▸ The exercise
Lines that hold the string "this" are to be counted; give only their number.

[Records from a dataset]
= = = =
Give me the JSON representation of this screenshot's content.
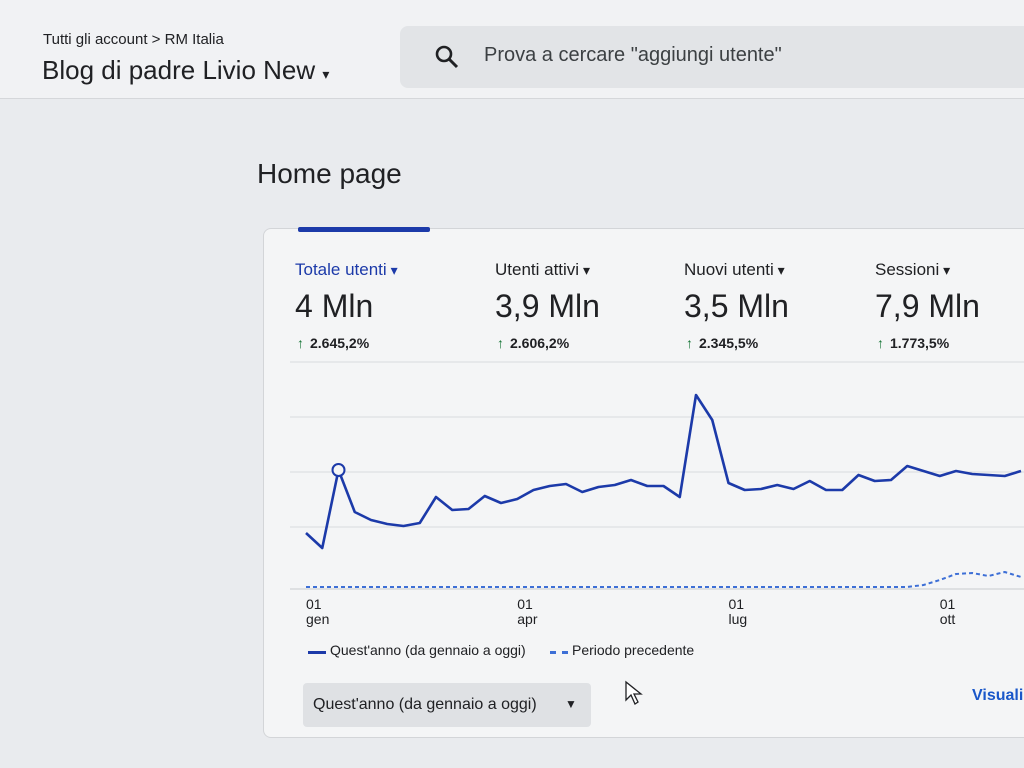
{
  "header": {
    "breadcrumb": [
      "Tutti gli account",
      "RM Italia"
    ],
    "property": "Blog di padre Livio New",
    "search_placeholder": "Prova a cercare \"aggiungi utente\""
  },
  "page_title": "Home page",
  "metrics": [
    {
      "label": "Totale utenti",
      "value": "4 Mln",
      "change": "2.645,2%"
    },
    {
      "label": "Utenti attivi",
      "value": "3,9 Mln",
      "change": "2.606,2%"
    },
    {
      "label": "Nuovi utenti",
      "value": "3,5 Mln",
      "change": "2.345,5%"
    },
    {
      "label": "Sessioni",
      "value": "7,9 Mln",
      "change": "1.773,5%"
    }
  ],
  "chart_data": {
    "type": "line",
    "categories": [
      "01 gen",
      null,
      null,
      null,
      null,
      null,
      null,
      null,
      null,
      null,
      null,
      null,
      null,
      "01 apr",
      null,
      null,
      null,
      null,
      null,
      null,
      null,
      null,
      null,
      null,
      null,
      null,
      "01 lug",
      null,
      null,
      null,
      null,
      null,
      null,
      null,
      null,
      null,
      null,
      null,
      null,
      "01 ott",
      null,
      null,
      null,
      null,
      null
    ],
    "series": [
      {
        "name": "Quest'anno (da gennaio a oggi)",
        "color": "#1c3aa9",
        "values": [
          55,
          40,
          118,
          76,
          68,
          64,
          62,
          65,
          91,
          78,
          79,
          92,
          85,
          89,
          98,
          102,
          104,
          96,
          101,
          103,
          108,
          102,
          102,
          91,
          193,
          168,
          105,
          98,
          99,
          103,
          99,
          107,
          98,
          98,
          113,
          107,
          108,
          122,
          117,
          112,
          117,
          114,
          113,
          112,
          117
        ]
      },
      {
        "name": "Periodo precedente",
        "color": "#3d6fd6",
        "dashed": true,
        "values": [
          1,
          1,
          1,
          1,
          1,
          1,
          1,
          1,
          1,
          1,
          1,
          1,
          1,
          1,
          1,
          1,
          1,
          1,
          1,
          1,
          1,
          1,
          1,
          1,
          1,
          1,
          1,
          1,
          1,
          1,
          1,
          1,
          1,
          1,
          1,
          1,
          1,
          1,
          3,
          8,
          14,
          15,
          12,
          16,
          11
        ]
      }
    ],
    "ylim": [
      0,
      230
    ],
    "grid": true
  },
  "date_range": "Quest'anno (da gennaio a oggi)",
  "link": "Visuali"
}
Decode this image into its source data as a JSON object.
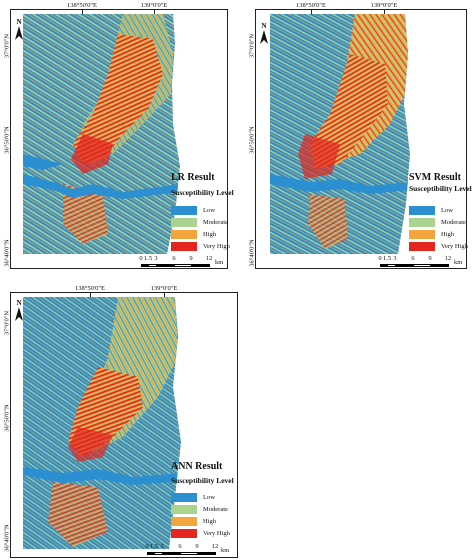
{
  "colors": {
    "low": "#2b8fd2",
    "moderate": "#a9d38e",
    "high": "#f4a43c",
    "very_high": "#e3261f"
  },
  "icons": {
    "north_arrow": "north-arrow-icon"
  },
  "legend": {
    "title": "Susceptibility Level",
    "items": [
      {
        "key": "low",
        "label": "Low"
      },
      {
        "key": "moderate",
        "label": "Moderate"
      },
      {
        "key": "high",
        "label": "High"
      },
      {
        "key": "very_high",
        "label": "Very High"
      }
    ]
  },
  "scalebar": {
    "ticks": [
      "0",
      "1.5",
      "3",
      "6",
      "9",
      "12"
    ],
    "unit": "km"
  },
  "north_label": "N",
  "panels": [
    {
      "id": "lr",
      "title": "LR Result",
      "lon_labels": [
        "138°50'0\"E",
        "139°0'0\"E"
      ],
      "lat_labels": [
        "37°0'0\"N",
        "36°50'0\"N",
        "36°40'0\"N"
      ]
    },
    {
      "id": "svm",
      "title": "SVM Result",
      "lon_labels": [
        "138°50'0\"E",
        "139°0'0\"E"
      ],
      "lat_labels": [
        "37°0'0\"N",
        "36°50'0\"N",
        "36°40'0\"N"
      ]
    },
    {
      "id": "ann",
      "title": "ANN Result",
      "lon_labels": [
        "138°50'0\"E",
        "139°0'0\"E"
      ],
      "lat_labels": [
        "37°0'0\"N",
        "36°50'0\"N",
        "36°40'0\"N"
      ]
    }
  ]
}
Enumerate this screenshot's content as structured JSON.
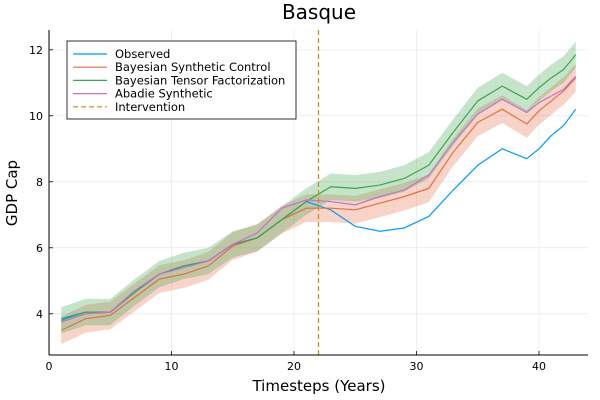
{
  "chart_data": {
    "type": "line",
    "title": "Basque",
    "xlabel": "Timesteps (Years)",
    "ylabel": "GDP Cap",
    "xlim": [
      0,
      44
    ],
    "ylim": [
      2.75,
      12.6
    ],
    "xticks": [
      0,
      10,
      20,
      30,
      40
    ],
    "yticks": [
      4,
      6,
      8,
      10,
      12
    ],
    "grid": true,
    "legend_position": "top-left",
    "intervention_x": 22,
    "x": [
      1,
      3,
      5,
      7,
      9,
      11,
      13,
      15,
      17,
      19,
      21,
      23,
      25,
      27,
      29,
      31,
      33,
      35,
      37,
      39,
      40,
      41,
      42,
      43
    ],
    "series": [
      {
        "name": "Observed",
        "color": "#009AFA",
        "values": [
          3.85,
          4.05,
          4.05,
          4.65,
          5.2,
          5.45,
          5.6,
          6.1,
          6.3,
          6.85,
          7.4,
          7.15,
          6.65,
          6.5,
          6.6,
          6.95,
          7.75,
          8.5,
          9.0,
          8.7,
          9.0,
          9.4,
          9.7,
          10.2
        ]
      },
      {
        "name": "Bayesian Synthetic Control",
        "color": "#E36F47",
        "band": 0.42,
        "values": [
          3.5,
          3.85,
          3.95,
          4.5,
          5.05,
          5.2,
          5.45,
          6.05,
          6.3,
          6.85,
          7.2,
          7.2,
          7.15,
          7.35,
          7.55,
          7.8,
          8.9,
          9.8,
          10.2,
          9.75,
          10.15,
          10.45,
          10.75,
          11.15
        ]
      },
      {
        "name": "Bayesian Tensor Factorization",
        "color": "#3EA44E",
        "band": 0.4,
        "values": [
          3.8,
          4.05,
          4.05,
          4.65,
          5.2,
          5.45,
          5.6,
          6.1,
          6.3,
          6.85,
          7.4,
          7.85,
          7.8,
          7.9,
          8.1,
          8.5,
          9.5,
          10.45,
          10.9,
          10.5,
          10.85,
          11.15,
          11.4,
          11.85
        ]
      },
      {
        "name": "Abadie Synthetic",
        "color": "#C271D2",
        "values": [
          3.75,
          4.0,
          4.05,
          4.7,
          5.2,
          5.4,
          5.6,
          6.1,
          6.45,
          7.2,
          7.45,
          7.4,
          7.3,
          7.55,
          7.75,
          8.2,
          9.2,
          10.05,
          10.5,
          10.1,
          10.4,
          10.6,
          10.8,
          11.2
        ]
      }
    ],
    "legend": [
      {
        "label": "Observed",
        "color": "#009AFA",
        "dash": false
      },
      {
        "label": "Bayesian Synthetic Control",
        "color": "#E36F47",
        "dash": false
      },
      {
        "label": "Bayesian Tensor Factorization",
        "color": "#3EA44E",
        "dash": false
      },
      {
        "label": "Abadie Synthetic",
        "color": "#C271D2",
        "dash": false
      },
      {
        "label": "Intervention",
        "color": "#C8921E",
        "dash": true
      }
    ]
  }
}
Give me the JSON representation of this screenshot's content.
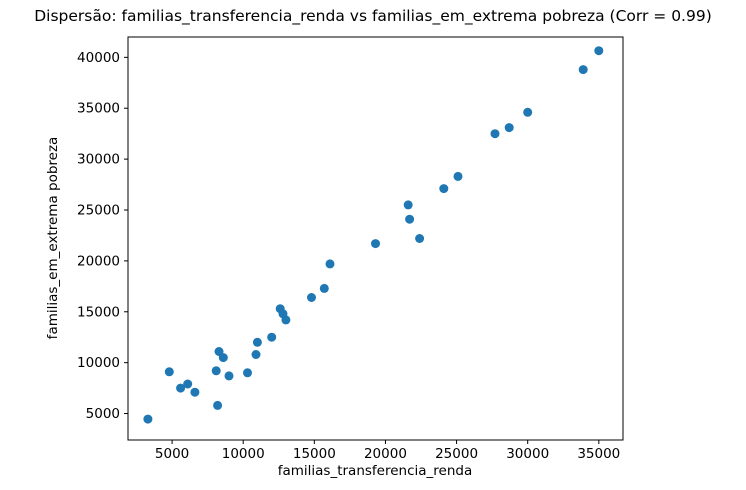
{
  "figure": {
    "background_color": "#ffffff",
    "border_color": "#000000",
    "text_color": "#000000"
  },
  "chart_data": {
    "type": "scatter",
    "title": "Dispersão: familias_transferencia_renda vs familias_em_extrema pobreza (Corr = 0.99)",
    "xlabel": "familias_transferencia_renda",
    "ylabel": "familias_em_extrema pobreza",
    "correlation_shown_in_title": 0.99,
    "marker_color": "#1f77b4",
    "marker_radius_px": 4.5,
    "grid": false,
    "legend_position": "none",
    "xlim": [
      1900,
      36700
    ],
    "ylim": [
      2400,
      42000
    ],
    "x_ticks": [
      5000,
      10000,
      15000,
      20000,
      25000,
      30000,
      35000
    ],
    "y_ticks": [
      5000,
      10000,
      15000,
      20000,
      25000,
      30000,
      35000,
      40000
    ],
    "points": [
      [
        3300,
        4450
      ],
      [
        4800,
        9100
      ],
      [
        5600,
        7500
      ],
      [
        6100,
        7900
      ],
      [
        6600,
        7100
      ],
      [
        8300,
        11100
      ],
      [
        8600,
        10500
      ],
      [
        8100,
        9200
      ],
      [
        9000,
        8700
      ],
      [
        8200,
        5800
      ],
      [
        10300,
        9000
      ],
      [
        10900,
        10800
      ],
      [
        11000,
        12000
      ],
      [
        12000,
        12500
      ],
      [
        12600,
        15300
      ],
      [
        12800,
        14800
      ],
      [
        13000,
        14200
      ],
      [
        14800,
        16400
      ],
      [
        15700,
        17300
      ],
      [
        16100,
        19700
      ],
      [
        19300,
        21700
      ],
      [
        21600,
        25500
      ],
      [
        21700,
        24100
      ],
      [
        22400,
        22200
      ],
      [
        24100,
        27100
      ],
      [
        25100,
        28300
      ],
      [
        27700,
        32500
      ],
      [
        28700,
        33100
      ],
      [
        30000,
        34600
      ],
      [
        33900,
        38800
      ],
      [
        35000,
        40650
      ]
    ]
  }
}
= = = =
▸ Solution to the problem
4